## [DOCUMENT TEXT]
_ _ _ _ _ _ _
Definitely go with oil bases since that will help seal out water.

You can paint over 5200 and Gluvit. Gluvit or a similar coating over the hull is a good idea for added insurance, but if you've got a solid boat, not necessary. Going overboard is only a bad thing once you're on the water, so don't be afraid of doing a little extra for your own peace of mind. :mrgreen:

Sorry mate, I didn't realize the primer coat was still intact. If that's the case just get rid of all the paint that's not sticking anymore and scuff everything else. Save yourself the headache of prepping bare aluminum. 

Sounds like you've got a good idea of what you want and a solid plan. Don't be afraid to change or add things along the way. Boat modding is an adventure of sorts! 8)


----------



## soccertoad20 (Aug 16, 2014)

So I started to unbolt everything on the inside. The nuts and bolts are all pretty much rusted together. I tried PB Blaster but it isn't working out too well. I think I'm going to buy an air powered cut-off wheel from Harbor Freight and cut most of them off. Whoever thought flat head screws were a good idea wasn't thinking ahead when someone will need to remove them later on.

However, I do need some advice on something I found. Everything is riveted to the side of the boat. In order to replace the floor I need to take everything out. I'll have to re-rivet everything back into place. What I need are opinions on what type of rivets I need to get, where would be the best place to get them, and then what should my assembly process be in putting everything back together?

I ask about the assembly because my plan was to take the boat off the trailer and flip upside down to paint the outside/bottom. Then place back on the trailer, paint the inside, install the new floor, and put the inside back together. When I put the inside back together and rivet everything back to the side the rivets won't be painted. I guess I can easily just paint the rivets, but I wasn't sure if there was someway to get it assembled first so I can paint the rivets with the entire boat.
_ _ _ _ _ _ _
## [TASKS TO COMPLETE]
1 – In the boat restoration thread, what tool does soccertoad20 plan to buy from Harbor Freight to remove the rusted nuts and bolts?
2 – Carry on the boat restoration thread from its final post.

## [DATASET EXCERPT]
_ _ _ _ _ _ _
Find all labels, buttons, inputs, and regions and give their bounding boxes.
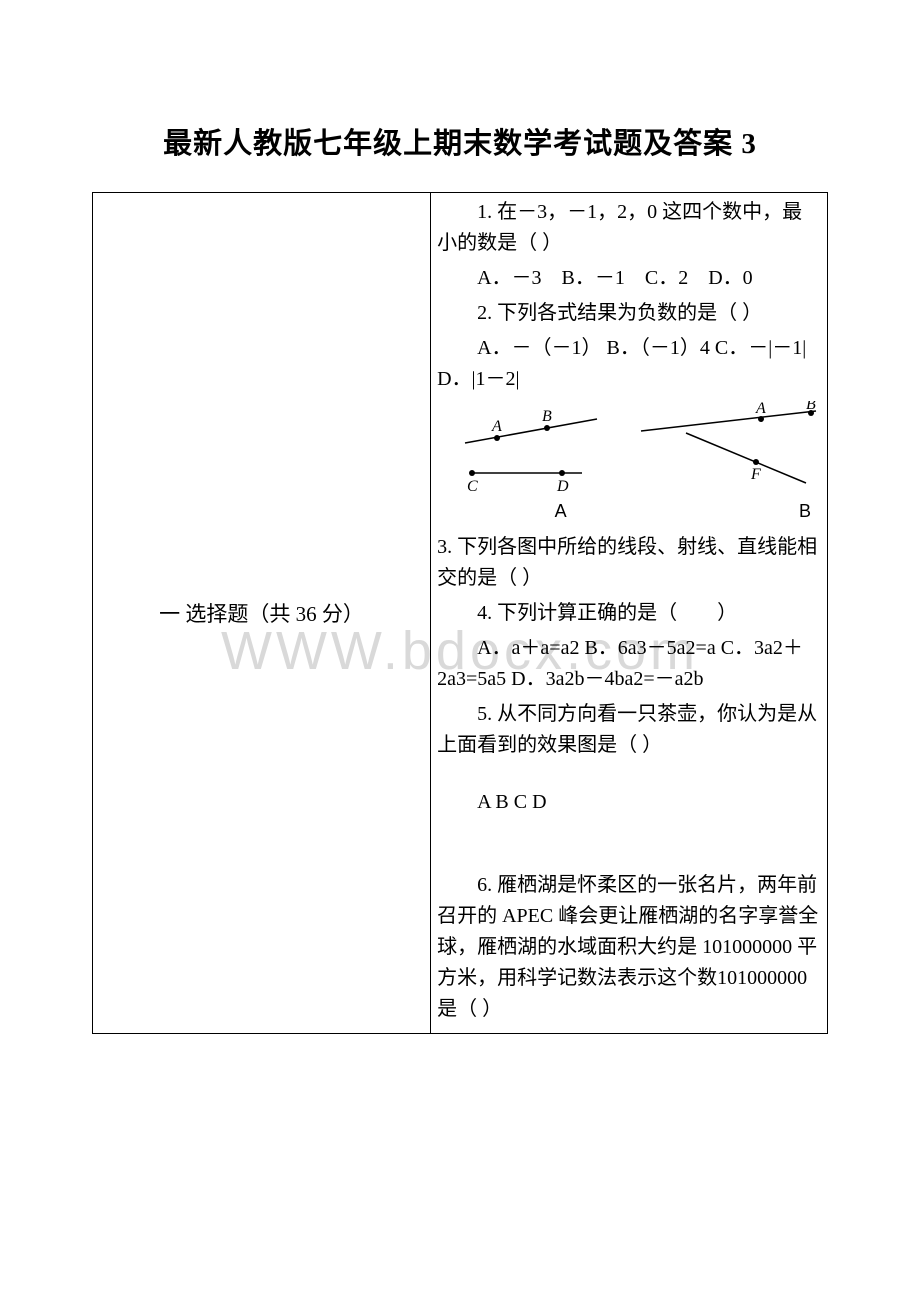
_ _ _ _ _ _ _
## [RESPONSES FOR EACH TASK]
1 – An air-powered cut-off wheel.

2 –
Also, I'll definitely goop up the rivets with the 3M 5200 stuff when I use them to seal them up.


----------



## soccertoad20 (Aug 17, 2014)

I have another dilemma. I've seen a lot of projects on this forum where the person checked/replaced the transom. I was looking at my boat and there are tons of rivets and screws going through my transom. I was wondering if there is some way to do a quick check of the transom to see if it is still solid or needs replaced without having to tear anything out.


----------



## MikeA57 (Aug 17, 2014)

Grab hold of it and try to tear it off the boat. That's how we checked the fiberglass bass boat I was given to refurb. It torqued and bent very convincingly that the transom was shot. I put a Fer Sale sign on it and sold it for what the 115 Mariner was worth.


----------



## soccertoad20 (Aug 17, 2014)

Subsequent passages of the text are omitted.